▸ Written request
Rewrite these items with "embodiment" changed to "variant" and nothing else altered.

▸ Extracted records
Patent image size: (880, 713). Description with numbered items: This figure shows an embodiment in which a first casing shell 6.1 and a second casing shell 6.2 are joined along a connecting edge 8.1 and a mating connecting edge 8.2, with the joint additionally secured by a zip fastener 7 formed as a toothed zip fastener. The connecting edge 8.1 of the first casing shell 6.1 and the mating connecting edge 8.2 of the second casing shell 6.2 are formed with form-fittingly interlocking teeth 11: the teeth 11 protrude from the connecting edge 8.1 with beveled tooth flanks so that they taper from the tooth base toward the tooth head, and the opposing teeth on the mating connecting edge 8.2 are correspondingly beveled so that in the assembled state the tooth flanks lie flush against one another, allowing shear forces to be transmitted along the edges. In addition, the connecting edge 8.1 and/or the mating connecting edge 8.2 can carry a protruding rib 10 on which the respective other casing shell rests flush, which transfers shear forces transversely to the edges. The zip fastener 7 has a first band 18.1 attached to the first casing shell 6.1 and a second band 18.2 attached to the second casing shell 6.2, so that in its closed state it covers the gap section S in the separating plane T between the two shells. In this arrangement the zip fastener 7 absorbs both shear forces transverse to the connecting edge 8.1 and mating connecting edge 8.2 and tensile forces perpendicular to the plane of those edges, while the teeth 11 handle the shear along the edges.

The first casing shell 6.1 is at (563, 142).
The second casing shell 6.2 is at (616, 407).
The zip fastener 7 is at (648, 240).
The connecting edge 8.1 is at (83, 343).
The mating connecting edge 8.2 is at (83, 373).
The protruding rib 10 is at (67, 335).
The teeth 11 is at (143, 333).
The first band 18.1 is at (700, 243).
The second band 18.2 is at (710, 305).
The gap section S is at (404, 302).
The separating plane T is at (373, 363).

▸ Answer below
Patent image size: (880, 713). Description with numbered items: This figure shows an variant in which a first casing shell 6.1 and a second casing shell 6.2 are joined along a connecting edge 8.1 and a mating connecting edge 8.2, with the joint additionally secured by a zip fastener 7 formed as a toothed zip fastener. The connecting edge 8.1 of the first casing shell 6.1 and the mating connecting edge 8.2 of the second casing shell 6.2 are formed with form-fittingly interlocking teeth 11: the teeth 11 protrude from the connecting edge 8.1 with beveled tooth flanks so that they taper from the tooth base toward the tooth head, and the opposing teeth on the mating connecting edge 8.2 are correspondingly beveled so that in the assembled state the tooth flanks lie flush against one another, allowing shear forces to be transmitted along the edges. In addition, the connecting edge 8.1 and/or the mating connecting edge 8.2 can carry a protruding rib 10 on which the respective other casing shell rests flush, which transfers shear forces transversely to the edges. The zip fastener 7 has a first band 18.1 attached to the first casing shell 6.1 and a second band 18.2 attached to the second casing shell 6.2, so that in its closed state it covers the gap section S in the separating plane T between the two shells. In this arrangement the zip fastener 7 absorbs both shear forces transverse to the connecting edge 8.1 and mating connecting edge 8.2 and tensile forces perpendicular to the plane of those edges, while the teeth 11 handle the shear along the edges.

The first casing shell 6.1 is at (563, 142).
The second casing shell 6.2 is at (616, 407).
The zip fastener 7 is at (648, 240).
The connecting edge 8.1 is at (83, 343).
The mating connecting edge 8.2 is at (83, 373).
The protruding rib 10 is at (67, 335).
The teeth 11 is at (143, 333).
The first band 18.1 is at (700, 243).
The second band 18.2 is at (710, 305).
The gap section S is at (404, 302).
The separating plane T is at (373, 363).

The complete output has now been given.